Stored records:
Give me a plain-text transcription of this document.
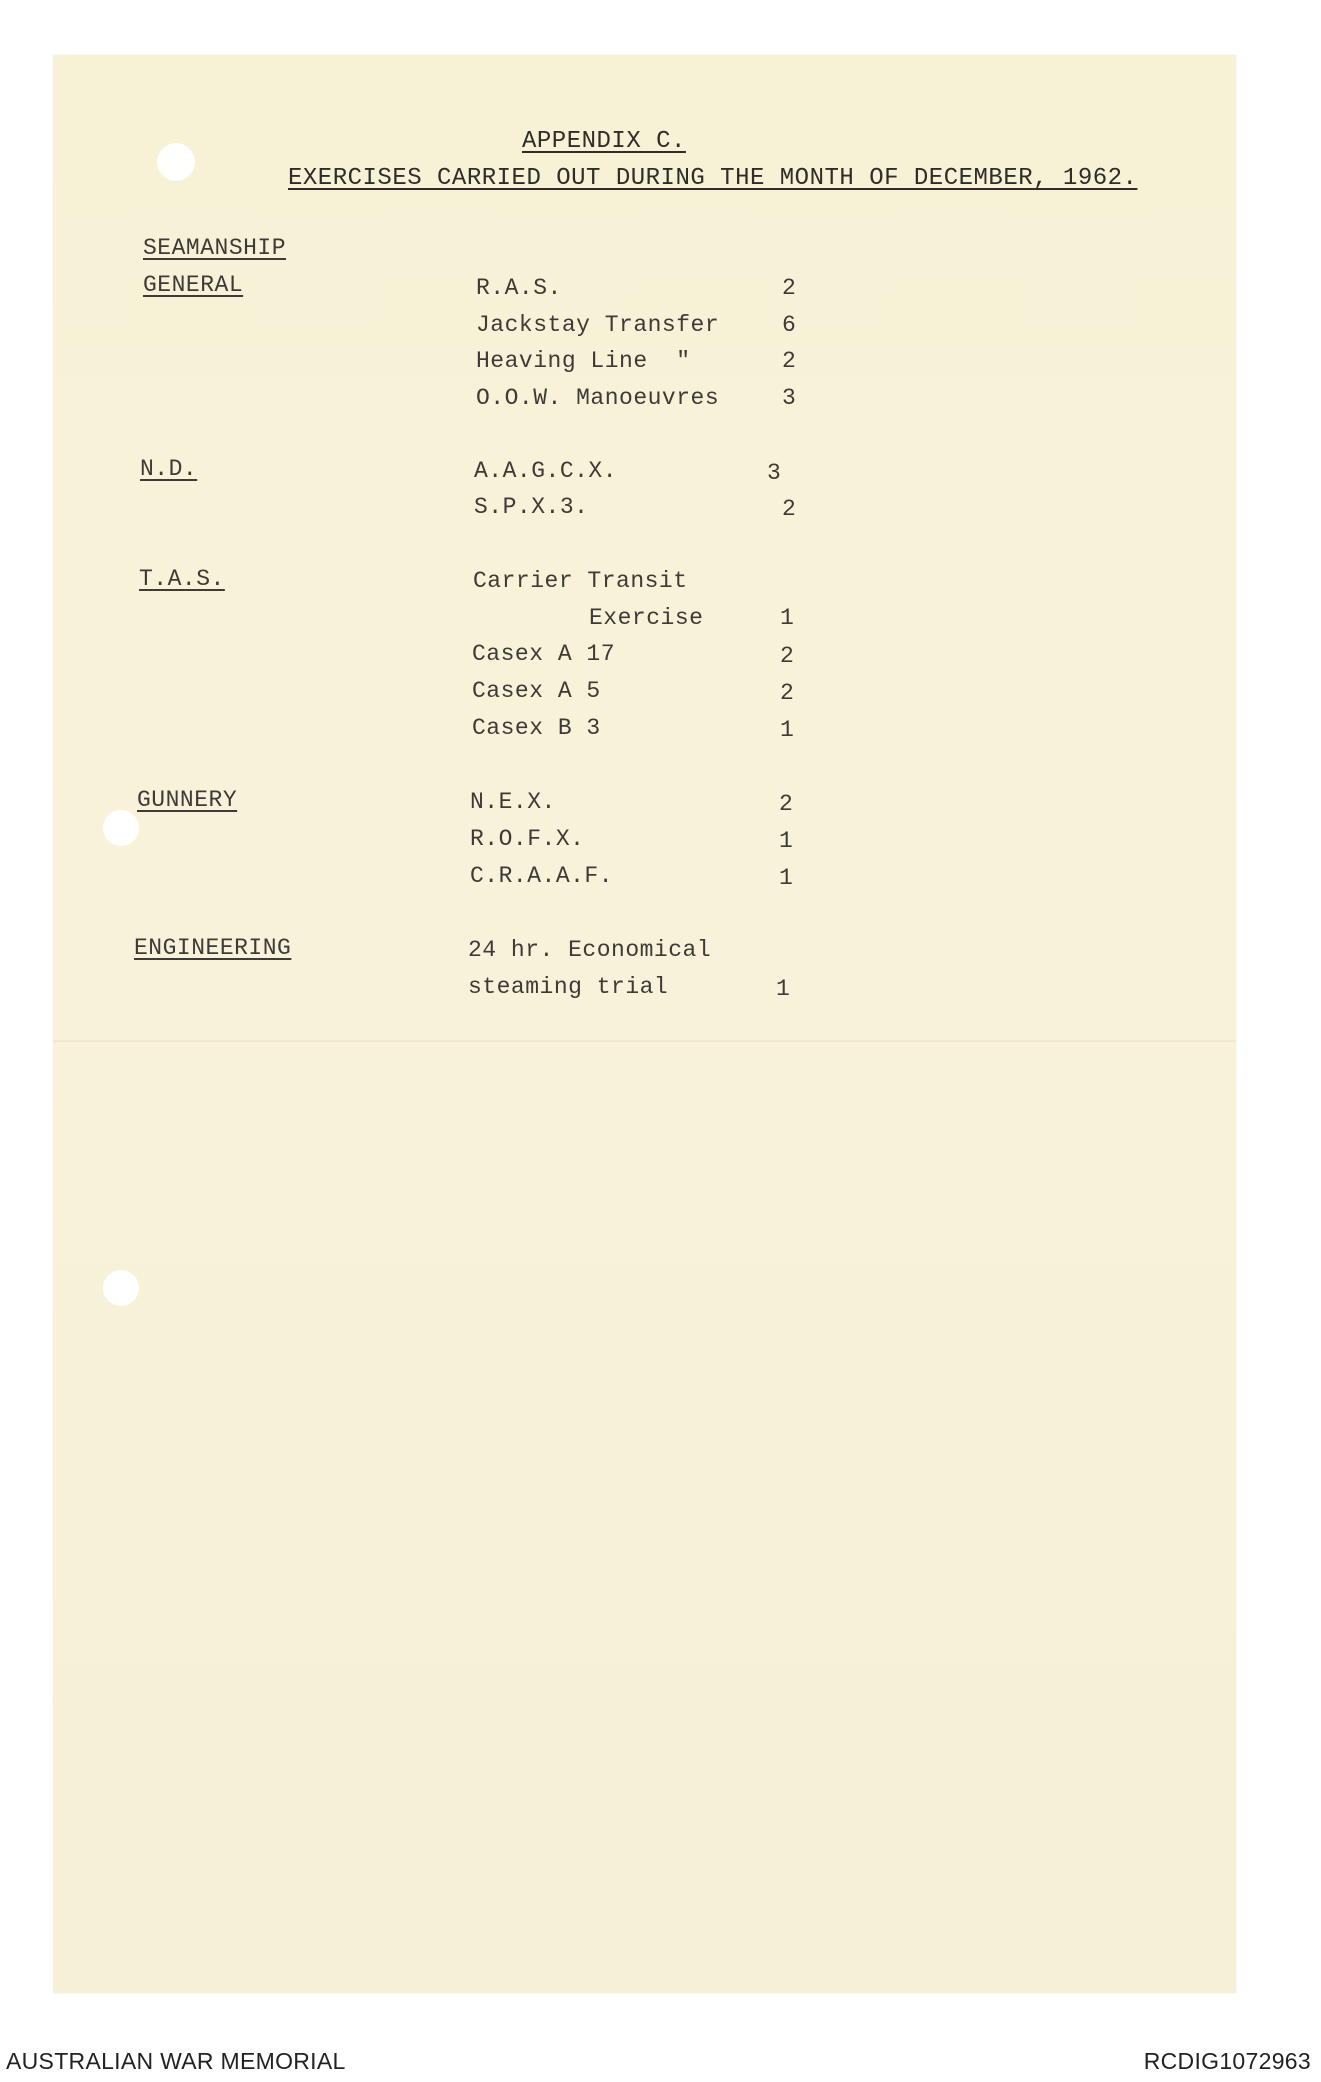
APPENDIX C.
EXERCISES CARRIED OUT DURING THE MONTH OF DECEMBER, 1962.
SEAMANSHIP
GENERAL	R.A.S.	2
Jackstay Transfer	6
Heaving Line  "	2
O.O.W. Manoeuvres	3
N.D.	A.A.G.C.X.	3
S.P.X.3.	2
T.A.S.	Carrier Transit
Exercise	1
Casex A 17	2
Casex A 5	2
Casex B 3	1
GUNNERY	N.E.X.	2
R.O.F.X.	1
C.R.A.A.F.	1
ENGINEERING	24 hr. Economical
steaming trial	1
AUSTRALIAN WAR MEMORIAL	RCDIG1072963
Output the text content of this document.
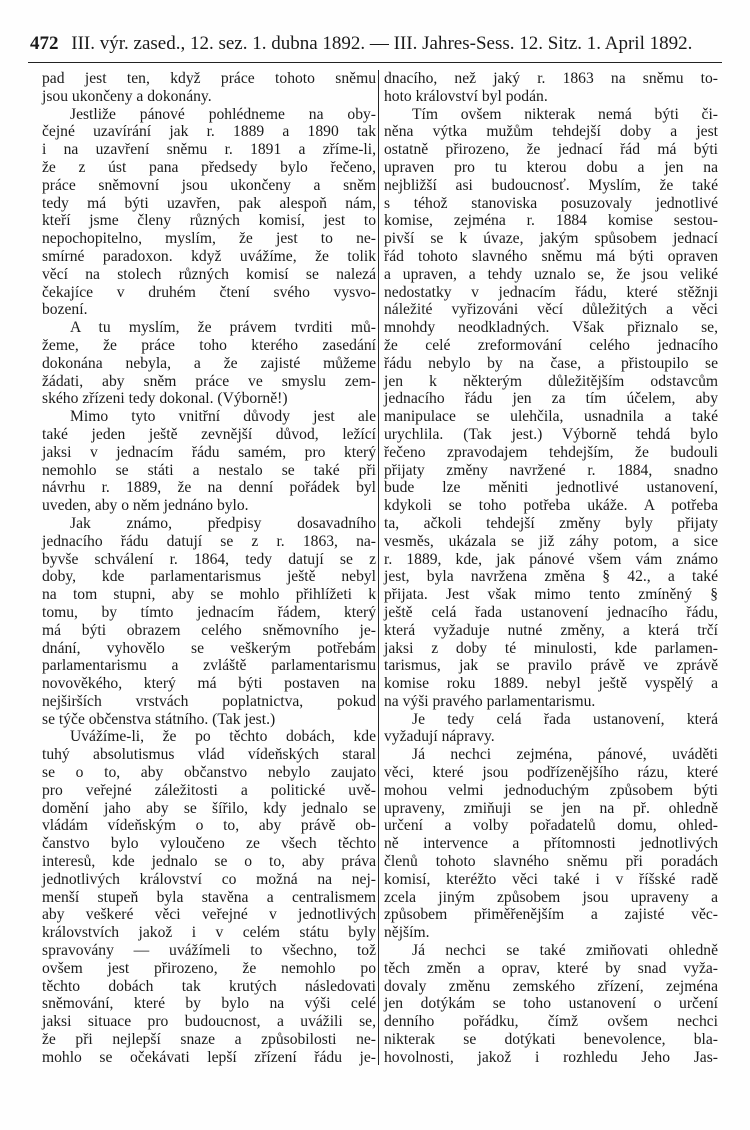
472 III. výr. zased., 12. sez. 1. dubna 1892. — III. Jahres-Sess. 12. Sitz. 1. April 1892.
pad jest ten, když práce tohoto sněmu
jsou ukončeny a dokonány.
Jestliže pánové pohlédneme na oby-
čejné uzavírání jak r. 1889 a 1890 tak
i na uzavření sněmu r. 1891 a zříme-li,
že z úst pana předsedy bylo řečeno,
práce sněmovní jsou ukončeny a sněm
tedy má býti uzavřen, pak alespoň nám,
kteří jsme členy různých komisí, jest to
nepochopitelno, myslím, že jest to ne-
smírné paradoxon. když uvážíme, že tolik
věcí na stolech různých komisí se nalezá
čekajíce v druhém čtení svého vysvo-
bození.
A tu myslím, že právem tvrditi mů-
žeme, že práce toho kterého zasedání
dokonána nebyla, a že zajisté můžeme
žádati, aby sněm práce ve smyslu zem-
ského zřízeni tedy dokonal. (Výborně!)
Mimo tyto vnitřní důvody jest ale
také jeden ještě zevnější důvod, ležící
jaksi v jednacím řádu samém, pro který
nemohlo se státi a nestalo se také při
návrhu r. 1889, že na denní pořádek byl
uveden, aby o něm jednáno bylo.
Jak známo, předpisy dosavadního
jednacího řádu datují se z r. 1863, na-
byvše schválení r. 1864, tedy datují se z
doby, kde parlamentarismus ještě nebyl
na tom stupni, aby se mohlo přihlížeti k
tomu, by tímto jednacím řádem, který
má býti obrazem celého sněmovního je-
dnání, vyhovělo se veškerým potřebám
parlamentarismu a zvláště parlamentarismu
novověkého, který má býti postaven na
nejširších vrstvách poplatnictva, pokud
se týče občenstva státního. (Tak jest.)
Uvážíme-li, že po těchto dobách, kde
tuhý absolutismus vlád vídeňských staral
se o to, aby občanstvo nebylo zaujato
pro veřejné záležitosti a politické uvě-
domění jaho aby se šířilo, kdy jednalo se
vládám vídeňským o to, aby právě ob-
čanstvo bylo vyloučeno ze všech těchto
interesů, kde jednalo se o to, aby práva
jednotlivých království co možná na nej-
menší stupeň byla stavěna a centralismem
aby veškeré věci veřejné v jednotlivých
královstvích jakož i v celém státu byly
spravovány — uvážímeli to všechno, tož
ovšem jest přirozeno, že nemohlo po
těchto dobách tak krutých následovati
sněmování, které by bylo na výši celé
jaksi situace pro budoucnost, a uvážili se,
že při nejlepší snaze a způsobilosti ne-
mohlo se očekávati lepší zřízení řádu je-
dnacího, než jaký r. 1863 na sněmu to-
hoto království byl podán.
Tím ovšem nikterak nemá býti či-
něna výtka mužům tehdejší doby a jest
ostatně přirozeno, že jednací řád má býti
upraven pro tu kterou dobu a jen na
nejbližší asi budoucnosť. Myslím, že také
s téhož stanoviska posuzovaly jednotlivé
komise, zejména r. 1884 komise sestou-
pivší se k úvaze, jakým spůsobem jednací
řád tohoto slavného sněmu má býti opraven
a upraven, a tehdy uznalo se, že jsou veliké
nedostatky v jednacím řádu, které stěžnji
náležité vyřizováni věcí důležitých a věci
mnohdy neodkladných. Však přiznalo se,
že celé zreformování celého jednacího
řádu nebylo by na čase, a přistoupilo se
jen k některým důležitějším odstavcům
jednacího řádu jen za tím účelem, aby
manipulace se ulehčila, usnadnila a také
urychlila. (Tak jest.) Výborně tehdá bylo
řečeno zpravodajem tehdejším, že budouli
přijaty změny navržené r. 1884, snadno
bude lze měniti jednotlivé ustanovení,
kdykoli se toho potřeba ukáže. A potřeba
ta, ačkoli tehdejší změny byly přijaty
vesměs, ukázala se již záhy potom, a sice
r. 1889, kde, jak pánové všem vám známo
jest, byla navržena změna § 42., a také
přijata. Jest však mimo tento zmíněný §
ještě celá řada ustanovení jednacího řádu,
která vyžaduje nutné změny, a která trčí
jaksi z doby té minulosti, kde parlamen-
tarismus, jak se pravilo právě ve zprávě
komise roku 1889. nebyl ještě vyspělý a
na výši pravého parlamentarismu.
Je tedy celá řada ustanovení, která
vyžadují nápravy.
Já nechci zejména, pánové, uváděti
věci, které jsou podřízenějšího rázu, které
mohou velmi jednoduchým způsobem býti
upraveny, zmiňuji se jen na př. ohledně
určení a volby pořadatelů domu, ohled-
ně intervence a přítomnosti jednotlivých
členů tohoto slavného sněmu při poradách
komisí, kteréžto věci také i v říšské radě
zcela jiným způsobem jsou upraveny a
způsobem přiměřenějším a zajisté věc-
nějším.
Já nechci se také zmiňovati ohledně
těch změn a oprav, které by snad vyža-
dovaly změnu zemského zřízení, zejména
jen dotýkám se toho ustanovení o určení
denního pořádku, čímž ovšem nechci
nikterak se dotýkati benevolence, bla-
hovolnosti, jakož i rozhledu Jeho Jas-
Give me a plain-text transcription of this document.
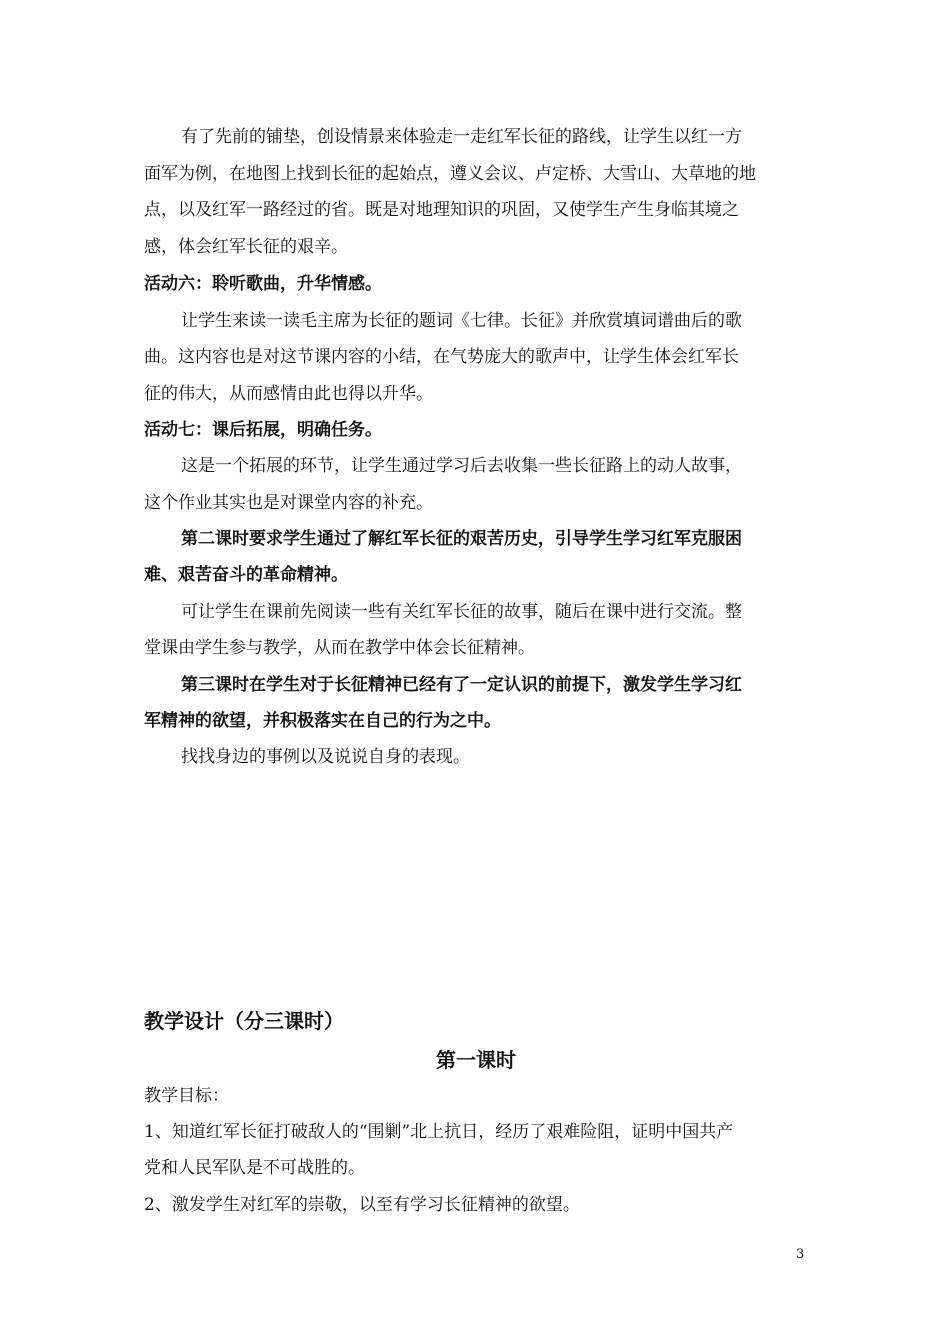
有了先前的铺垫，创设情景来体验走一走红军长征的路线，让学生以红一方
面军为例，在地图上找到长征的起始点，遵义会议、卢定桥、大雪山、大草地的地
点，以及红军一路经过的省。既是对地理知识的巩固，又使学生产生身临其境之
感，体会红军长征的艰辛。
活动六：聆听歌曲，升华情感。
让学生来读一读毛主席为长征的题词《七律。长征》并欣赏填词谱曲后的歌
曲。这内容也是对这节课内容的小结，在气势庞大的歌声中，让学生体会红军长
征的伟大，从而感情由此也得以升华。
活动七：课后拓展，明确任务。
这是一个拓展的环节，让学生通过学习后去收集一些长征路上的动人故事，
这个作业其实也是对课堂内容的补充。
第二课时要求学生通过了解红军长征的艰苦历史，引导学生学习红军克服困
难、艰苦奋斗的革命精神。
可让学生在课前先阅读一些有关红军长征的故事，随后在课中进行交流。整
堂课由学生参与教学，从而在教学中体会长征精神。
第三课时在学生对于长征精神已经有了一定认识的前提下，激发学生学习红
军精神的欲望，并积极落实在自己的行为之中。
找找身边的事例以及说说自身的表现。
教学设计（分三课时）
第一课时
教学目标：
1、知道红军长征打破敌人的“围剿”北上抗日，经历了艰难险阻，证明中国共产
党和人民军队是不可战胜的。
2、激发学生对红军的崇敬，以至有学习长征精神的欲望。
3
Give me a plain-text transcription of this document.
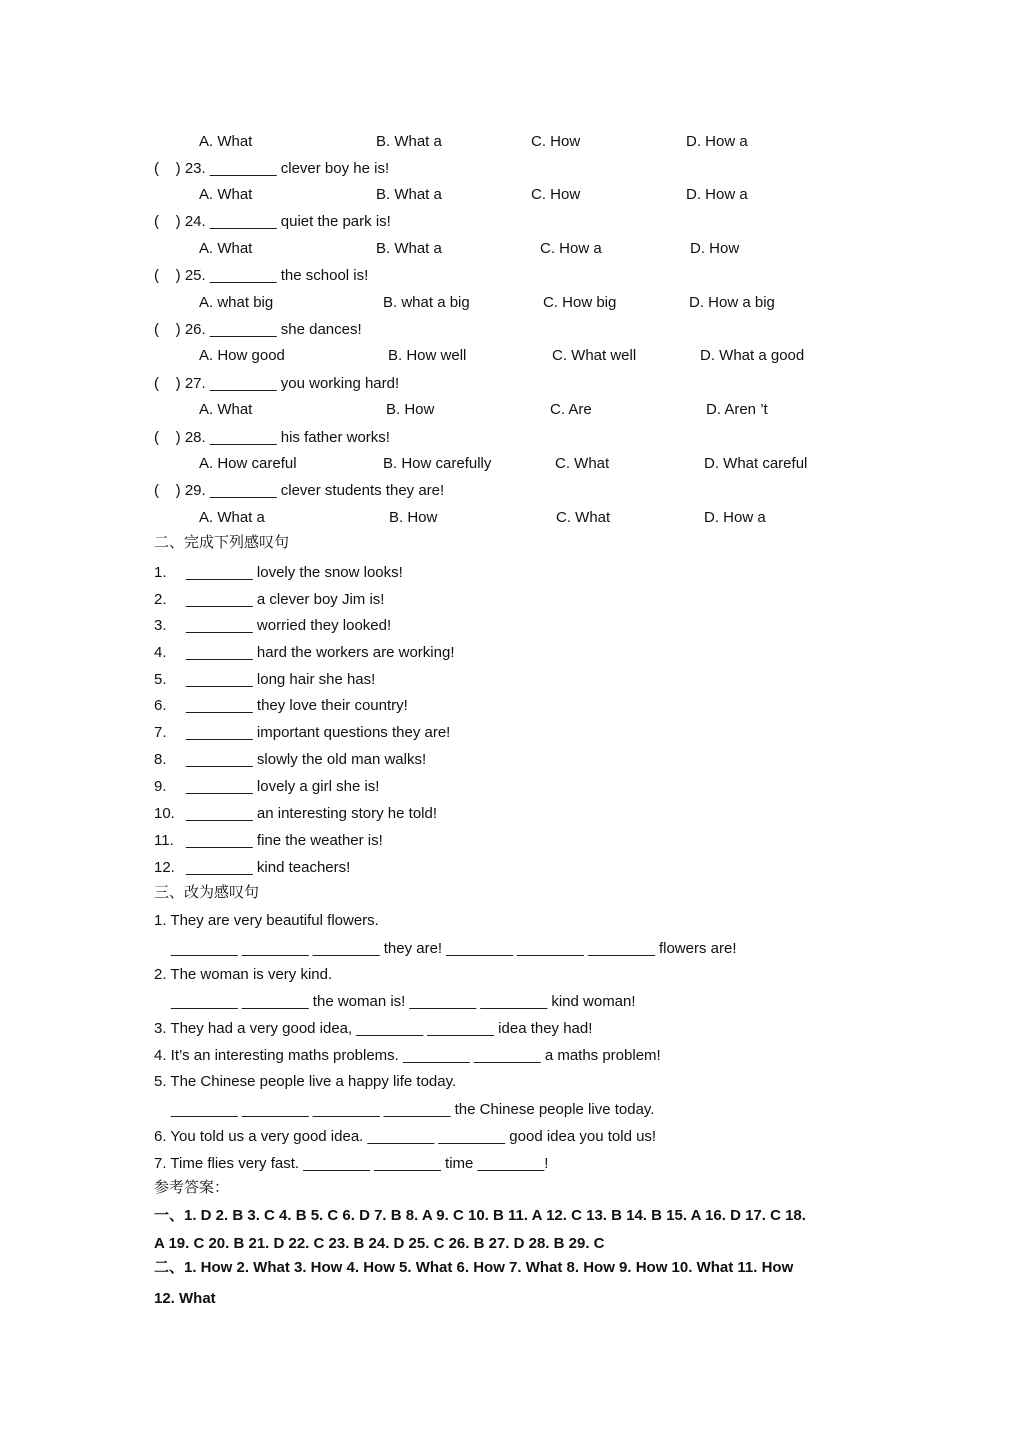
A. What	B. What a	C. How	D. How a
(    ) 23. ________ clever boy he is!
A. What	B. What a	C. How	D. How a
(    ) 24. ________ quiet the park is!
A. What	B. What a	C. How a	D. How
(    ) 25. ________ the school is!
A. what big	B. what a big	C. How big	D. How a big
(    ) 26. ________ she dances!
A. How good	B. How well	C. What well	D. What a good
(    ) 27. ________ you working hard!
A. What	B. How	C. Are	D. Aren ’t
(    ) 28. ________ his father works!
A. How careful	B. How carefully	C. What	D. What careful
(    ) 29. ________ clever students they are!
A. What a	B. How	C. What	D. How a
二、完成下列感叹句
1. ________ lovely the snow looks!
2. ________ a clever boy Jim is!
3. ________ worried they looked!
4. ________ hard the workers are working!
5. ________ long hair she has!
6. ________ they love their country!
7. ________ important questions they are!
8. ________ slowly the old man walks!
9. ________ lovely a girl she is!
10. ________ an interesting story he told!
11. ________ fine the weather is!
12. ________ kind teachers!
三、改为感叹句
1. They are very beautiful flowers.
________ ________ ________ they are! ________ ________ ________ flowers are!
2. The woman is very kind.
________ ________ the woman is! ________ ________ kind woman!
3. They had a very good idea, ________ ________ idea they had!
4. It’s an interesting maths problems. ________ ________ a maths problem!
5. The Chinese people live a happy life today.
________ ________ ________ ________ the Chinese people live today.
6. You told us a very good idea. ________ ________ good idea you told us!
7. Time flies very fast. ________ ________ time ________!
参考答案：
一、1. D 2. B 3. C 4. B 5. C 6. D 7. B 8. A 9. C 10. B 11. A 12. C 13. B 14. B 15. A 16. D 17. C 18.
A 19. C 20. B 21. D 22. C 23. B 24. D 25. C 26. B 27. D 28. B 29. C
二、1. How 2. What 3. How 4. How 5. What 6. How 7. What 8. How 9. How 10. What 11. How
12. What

→ Task directions: Track down every line of the material containing the string "celého", and copy it.

→ Full solution:
má býti obrazem celého sněmovního je-
že celé zreformování celého jednacího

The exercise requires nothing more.